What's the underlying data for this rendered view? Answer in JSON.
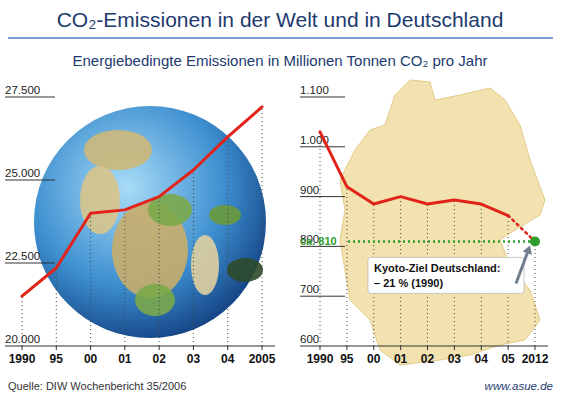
{
  "title": "CO₂-Emissionen in der Welt und in Deutschland",
  "subtitle": "Energiebedingte Emissionen in Millionen Tonnen CO₂ pro Jahr",
  "source": "Quelle: DIW Wochenbericht 35/2006",
  "website": "www.asue.de",
  "chart_data": [
    {
      "type": "line",
      "categories": [
        "1990",
        "95",
        "00",
        "01",
        "02",
        "03",
        "04",
        "2005"
      ],
      "series": [
        {
          "color": "#e2231a",
          "line_style": "solid",
          "values": [
            21500,
            22350,
            24000,
            24100,
            24500,
            25300,
            26300,
            27200
          ]
        }
      ],
      "ylim": [
        20000,
        27500
      ],
      "yticks": [
        {
          "value": 20000,
          "label": "20.000"
        },
        {
          "value": 22500,
          "label": "22.500"
        },
        {
          "value": 25000,
          "label": "25.000"
        },
        {
          "value": 27500,
          "label": "27.500"
        }
      ],
      "grid": true
    },
    {
      "type": "line",
      "categories": [
        "1990",
        "95",
        "00",
        "01",
        "02",
        "03",
        "04",
        "05",
        "2012"
      ],
      "series": [
        {
          "color": "#e2231a",
          "line_style": "solid",
          "values": [
            1030,
            920,
            885,
            900,
            885,
            893,
            885,
            862,
            null
          ]
        },
        {
          "color": "#e2231a",
          "line_style": "dotted",
          "values": [
            null,
            null,
            null,
            null,
            null,
            null,
            null,
            862,
            810
          ]
        }
      ],
      "ylim": [
        600,
        1100
      ],
      "yticks": [
        600,
        700,
        800,
        900,
        {
          "value": 1000,
          "label": "1.000"
        },
        {
          "value": 1100,
          "label": "1.100"
        }
      ],
      "grid": true,
      "annotations": [
        {
          "value": 810,
          "label": "ca. 810",
          "color": "#2f9e2f",
          "marker": "circle",
          "text": "Kyoto-Ziel Deutschland:",
          "subtext": "– 21 % (1990)"
        }
      ]
    }
  ]
}
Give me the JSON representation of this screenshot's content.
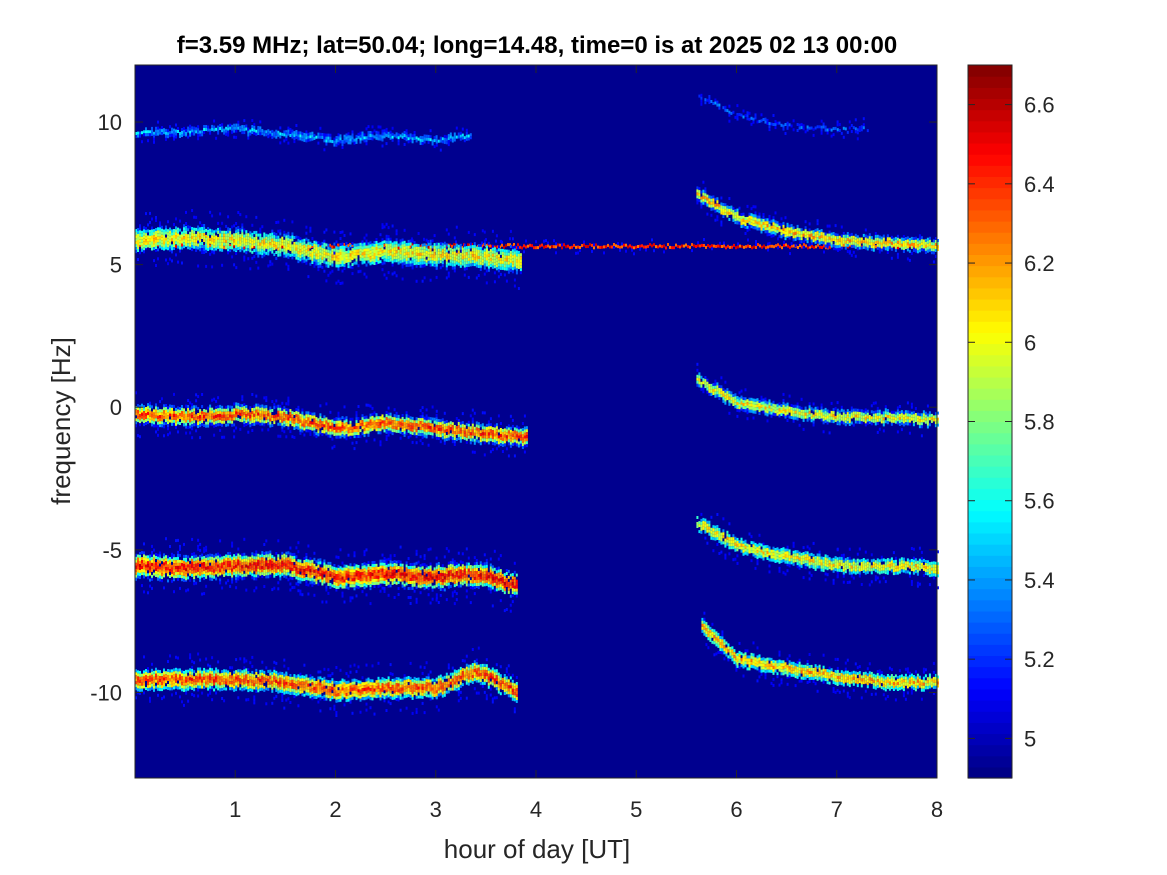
{
  "chart_data": {
    "type": "heatmap",
    "title": "f=3.59 MHz;  lat=50.04; long=14.48, time=0 is at 2025 02 13 00:00",
    "xlabel": "hour of day [UT]",
    "ylabel": "frequency [Hz]",
    "xlim": [
      0,
      8
    ],
    "ylim": [
      -13,
      12
    ],
    "x_ticks": [
      1,
      2,
      3,
      4,
      5,
      6,
      7,
      8
    ],
    "y_ticks": [
      -10,
      -5,
      0,
      5,
      10
    ],
    "x_tick_labels": [
      "1",
      "2",
      "3",
      "4",
      "5",
      "6",
      "7",
      "8"
    ],
    "y_tick_labels": [
      "-10",
      "-5",
      "0",
      "5",
      "10"
    ],
    "colorbar": {
      "colormap": "jet",
      "clim": [
        4.9,
        6.7
      ],
      "ticks": [
        5,
        5.2,
        5.4,
        5.6,
        5.8,
        6,
        6.2,
        6.4,
        6.6
      ],
      "tick_labels": [
        "5",
        "5.2",
        "5.4",
        "5.6",
        "5.8",
        "6",
        "6.2",
        "6.4",
        "6.6"
      ]
    },
    "background_value": 4.95,
    "traces": [
      {
        "name": "trace 10 Hz (early)",
        "points": [
          [
            0.0,
            9.7
          ],
          [
            0.5,
            9.7
          ],
          [
            1.0,
            9.8
          ],
          [
            1.5,
            9.6
          ],
          [
            2.0,
            9.4
          ],
          [
            2.5,
            9.6
          ],
          [
            3.0,
            9.4
          ],
          [
            3.35,
            9.6
          ]
        ],
        "peak": 5.6,
        "spread": 0.15
      },
      {
        "name": "trace 10 Hz (late)",
        "points": [
          [
            5.6,
            11.0
          ],
          [
            6.0,
            10.3
          ],
          [
            6.5,
            9.9
          ],
          [
            7.0,
            9.8
          ],
          [
            7.3,
            9.8
          ]
        ],
        "peak": 5.4,
        "spread": 0.12
      },
      {
        "name": "trace 5.7 Hz (constant)",
        "points": [
          [
            0.0,
            5.7
          ],
          [
            8.0,
            5.7
          ]
        ],
        "peak": 6.6,
        "spread": 0.08
      },
      {
        "name": "trace 5.7 Hz (early spread)",
        "points": [
          [
            0.0,
            5.9
          ],
          [
            0.5,
            6.0
          ],
          [
            1.0,
            5.9
          ],
          [
            1.5,
            5.7
          ],
          [
            2.0,
            5.3
          ],
          [
            2.5,
            5.5
          ],
          [
            3.0,
            5.4
          ],
          [
            3.5,
            5.3
          ],
          [
            3.85,
            5.2
          ]
        ],
        "peak": 6.2,
        "spread": 0.45
      },
      {
        "name": "trace 5.7 Hz (late branch)",
        "points": [
          [
            5.6,
            7.5
          ],
          [
            6.0,
            6.7
          ],
          [
            6.5,
            6.2
          ],
          [
            7.0,
            5.9
          ],
          [
            7.5,
            5.8
          ],
          [
            8.0,
            5.7
          ]
        ],
        "peak": 6.3,
        "spread": 0.25
      },
      {
        "name": "trace 0 Hz (early)",
        "points": [
          [
            0.0,
            -0.2
          ],
          [
            0.5,
            -0.3
          ],
          [
            1.0,
            -0.2
          ],
          [
            1.5,
            -0.3
          ],
          [
            2.0,
            -0.7
          ],
          [
            2.5,
            -0.5
          ],
          [
            3.0,
            -0.7
          ],
          [
            3.5,
            -0.9
          ],
          [
            3.9,
            -1.0
          ]
        ],
        "peak": 6.5,
        "spread": 0.35
      },
      {
        "name": "trace 0 Hz (late)",
        "points": [
          [
            5.6,
            1.0
          ],
          [
            6.0,
            0.2
          ],
          [
            6.5,
            -0.1
          ],
          [
            7.0,
            -0.3
          ],
          [
            7.5,
            -0.3
          ],
          [
            8.0,
            -0.4
          ]
        ],
        "peak": 6.2,
        "spread": 0.25
      },
      {
        "name": "trace -5.5 Hz (early)",
        "points": [
          [
            0.0,
            -5.5
          ],
          [
            0.5,
            -5.6
          ],
          [
            1.0,
            -5.5
          ],
          [
            1.5,
            -5.5
          ],
          [
            2.0,
            -5.9
          ],
          [
            2.5,
            -5.8
          ],
          [
            3.0,
            -5.9
          ],
          [
            3.4,
            -5.8
          ],
          [
            3.8,
            -6.2
          ]
        ],
        "peak": 6.6,
        "spread": 0.45
      },
      {
        "name": "trace -5.5 Hz (late)",
        "points": [
          [
            5.6,
            -4.0
          ],
          [
            6.0,
            -4.8
          ],
          [
            6.5,
            -5.2
          ],
          [
            7.0,
            -5.5
          ],
          [
            7.5,
            -5.5
          ],
          [
            8.0,
            -5.6
          ]
        ],
        "peak": 6.2,
        "spread": 0.3
      },
      {
        "name": "trace -9.5 Hz (early)",
        "points": [
          [
            0.0,
            -9.5
          ],
          [
            0.5,
            -9.5
          ],
          [
            1.0,
            -9.5
          ],
          [
            1.5,
            -9.6
          ],
          [
            2.0,
            -9.9
          ],
          [
            2.5,
            -9.8
          ],
          [
            3.0,
            -9.8
          ],
          [
            3.4,
            -9.2
          ],
          [
            3.8,
            -9.9
          ]
        ],
        "peak": 6.5,
        "spread": 0.4
      },
      {
        "name": "trace -9.5 Hz (late)",
        "points": [
          [
            5.65,
            -7.6
          ],
          [
            6.0,
            -8.8
          ],
          [
            6.5,
            -9.1
          ],
          [
            7.0,
            -9.4
          ],
          [
            7.5,
            -9.6
          ],
          [
            8.0,
            -9.6
          ]
        ],
        "peak": 6.3,
        "spread": 0.3
      }
    ]
  }
}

---

• Written problem
From start to finish, output the listing exactly, but omit its pictures.

• Answer in full
What's the underlying data for this rendered view? Answer in JSON.
{
  "title": "CO₂-Emissionen in der Welt und in Deutschland",
  "subtitle": "Energiebedingte Emissionen in Millionen Tonnen CO₂ pro Jahr",
  "source": "Quelle: DIW Wochenbericht 35/2006",
  "website": "www.asue.de",
  "chart_data": [
    {
      "type": "line",
      "categories": [
        "1990",
        "95",
        "00",
        "01",
        "02",
        "03",
        "04",
        "2005"
      ],
      "series": [
        {
          "color": "#e2231a",
          "line_style": "solid",
          "values": [
            21500,
            22350,
            24000,
            24100,
            24500,
            25300,
            26300,
            27200
          ]
        }
      ],
      "ylim": [
        20000,
        27500
      ],
      "yticks": [
        {
          "value": 20000,
          "label": "20.000"
        },
        {
          "value": 22500,
          "label": "22.500"
        },
        {
          "value": 25000,
          "label": "25.000"
        },
        {
          "value": 27500,
          "label": "27.500"
        }
      ],
      "grid": true
    },
    {
      "type": "line",
      "categories": [
        "1990",
        "95",
        "00",
        "01",
        "02",
        "03",
        "04",
        "05",
        "2012"
      ],
      "series": [
        {
          "color": "#e2231a",
          "line_style": "solid",
          "values": [
            1030,
            920,
            885,
            900,
            885,
            893,
            885,
            862,
            null
          ]
        },
        {
          "color": "#e2231a",
          "line_style": "dotted",
          "values": [
            null,
            null,
            null,
            null,
            null,
            null,
            null,
            862,
            810
          ]
        }
      ],
      "ylim": [
        600,
        1100
      ],
      "yticks": [
        600,
        700,
        800,
        900,
        {
          "value": 1000,
          "label": "1.000"
        },
        {
          "value": 1100,
          "label": "1.100"
        }
      ],
      "grid": true,
      "annotations": [
        {
          "value": 810,
          "label": "ca. 810",
          "color": "#2f9e2f",
          "marker": "circle",
          "text": "Kyoto-Ziel Deutschland:",
          "subtext": "– 21 % (1990)"
        }
      ]
    }
  ]
}
Give me the JSON representation of this screenshot's content.
{
  "chart_data": {
    "type": "heatmap",
    "title": "f=3.59 MHz;  lat=50.04; long=14.48, time=0 is at 2025 02 13 00:00",
    "xlabel": "hour of day [UT]",
    "ylabel": "frequency [Hz]",
    "xlim": [
      0,
      8
    ],
    "ylim": [
      -13,
      12
    ],
    "x_ticks": [
      1,
      2,
      3,
      4,
      5,
      6,
      7,
      8
    ],
    "y_ticks": [
      -10,
      -5,
      0,
      5,
      10
    ],
    "x_tick_labels": [
      "1",
      "2",
      "3",
      "4",
      "5",
      "6",
      "7",
      "8"
    ],
    "y_tick_labels": [
      "-10",
      "-5",
      "0",
      "5",
      "10"
    ],
    "colorbar": {
      "colormap": "jet",
      "clim": [
        4.9,
        6.7
      ],
      "ticks": [
        5,
        5.2,
        5.4,
        5.6,
        5.8,
        6,
        6.2,
        6.4,
        6.6
      ],
      "tick_labels": [
        "5",
        "5.2",
        "5.4",
        "5.6",
        "5.8",
        "6",
        "6.2",
        "6.4",
        "6.6"
      ]
    },
    "background_value": 4.95,
    "traces": [
      {
        "name": "trace 10 Hz (early)",
        "points": [
          [
            0.0,
            9.7
          ],
          [
            0.5,
            9.7
          ],
          [
            1.0,
            9.8
          ],
          [
            1.5,
            9.6
          ],
          [
            2.0,
            9.4
          ],
          [
            2.5,
            9.6
          ],
          [
            3.0,
            9.4
          ],
          [
            3.35,
            9.6
          ]
        ],
        "peak": 5.6,
        "spread": 0.15
      },
      {
        "name": "trace 10 Hz (late)",
        "points": [
          [
            5.6,
            11.0
          ],
          [
            6.0,
            10.3
          ],
          [
            6.5,
            9.9
          ],
          [
            7.0,
            9.8
          ],
          [
            7.3,
            9.8
          ]
        ],
        "peak": 5.4,
        "spread": 0.12
      },
      {
        "name": "trace 5.7 Hz (constant)",
        "points": [
          [
            0.0,
            5.7
          ],
          [
            8.0,
            5.7
          ]
        ],
        "peak": 6.6,
        "spread": 0.08
      },
      {
        "name": "trace 5.7 Hz (early spread)",
        "points": [
          [
            0.0,
            5.9
          ],
          [
            0.5,
            6.0
          ],
          [
            1.0,
            5.9
          ],
          [
            1.5,
            5.7
          ],
          [
            2.0,
            5.3
          ],
          [
            2.5,
            5.5
          ],
          [
            3.0,
            5.4
          ],
          [
            3.5,
            5.3
          ],
          [
            3.85,
            5.2
          ]
        ],
        "peak": 6.2,
        "spread": 0.45
      },
      {
        "name": "trace 5.7 Hz (late branch)",
        "points": [
          [
            5.6,
            7.5
          ],
          [
            6.0,
            6.7
          ],
          [
            6.5,
            6.2
          ],
          [
            7.0,
            5.9
          ],
          [
            7.5,
            5.8
          ],
          [
            8.0,
            5.7
          ]
        ],
        "peak": 6.3,
        "spread": 0.25
      },
      {
        "name": "trace 0 Hz (early)",
        "points": [
          [
            0.0,
            -0.2
          ],
          [
            0.5,
            -0.3
          ],
          [
            1.0,
            -0.2
          ],
          [
            1.5,
            -0.3
          ],
          [
            2.0,
            -0.7
          ],
          [
            2.5,
            -0.5
          ],
          [
            3.0,
            -0.7
          ],
          [
            3.5,
            -0.9
          ],
          [
            3.9,
            -1.0
          ]
        ],
        "peak": 6.5,
        "spread": 0.35
      },
      {
        "name": "trace 0 Hz (late)",
        "points": [
          [
            5.6,
            1.0
          ],
          [
            6.0,
            0.2
          ],
          [
            6.5,
            -0.1
          ],
          [
            7.0,
            -0.3
          ],
          [
            7.5,
            -0.3
          ],
          [
            8.0,
            -0.4
          ]
        ],
        "peak": 6.2,
        "spread": 0.25
      },
      {
        "name": "trace -5.5 Hz (early)",
        "points": [
          [
            0.0,
            -5.5
          ],
          [
            0.5,
            -5.6
          ],
          [
            1.0,
            -5.5
          ],
          [
            1.5,
            -5.5
          ],
          [
            2.0,
            -5.9
          ],
          [
            2.5,
            -5.8
          ],
          [
            3.0,
            -5.9
          ],
          [
            3.4,
            -5.8
          ],
          [
            3.8,
            -6.2
          ]
        ],
        "peak": 6.6,
        "spread": 0.45
      },
      {
        "name": "trace -5.5 Hz (late)",
        "points": [
          [
            5.6,
            -4.0
          ],
          [
            6.0,
            -4.8
          ],
          [
            6.5,
            -5.2
          ],
          [
            7.0,
            -5.5
          ],
          [
            7.5,
            -5.5
          ],
          [
            8.0,
            -5.6
          ]
        ],
        "peak": 6.2,
        "spread": 0.3
      },
      {
        "name": "trace -9.5 Hz (early)",
        "points": [
          [
            0.0,
            -9.5
          ],
          [
            0.5,
            -9.5
          ],
          [
            1.0,
            -9.5
          ],
          [
            1.5,
            -9.6
          ],
          [
            2.0,
            -9.9
          ],
          [
            2.5,
            -9.8
          ],
          [
            3.0,
            -9.8
          ],
          [
            3.4,
            -9.2
          ],
          [
            3.8,
            -9.9
          ]
        ],
        "peak": 6.5,
        "spread": 0.4
      },
      {
        "name": "trace -9.5 Hz (late)",
        "points": [
          [
            5.65,
            -7.6
          ],
          [
            6.0,
            -8.8
          ],
          [
            6.5,
            -9.1
          ],
          [
            7.0,
            -9.4
          ],
          [
            7.5,
            -9.6
          ],
          [
            8.0,
            -9.6
          ]
        ],
        "peak": 6.3,
        "spread": 0.3
      }
    ]
  }
}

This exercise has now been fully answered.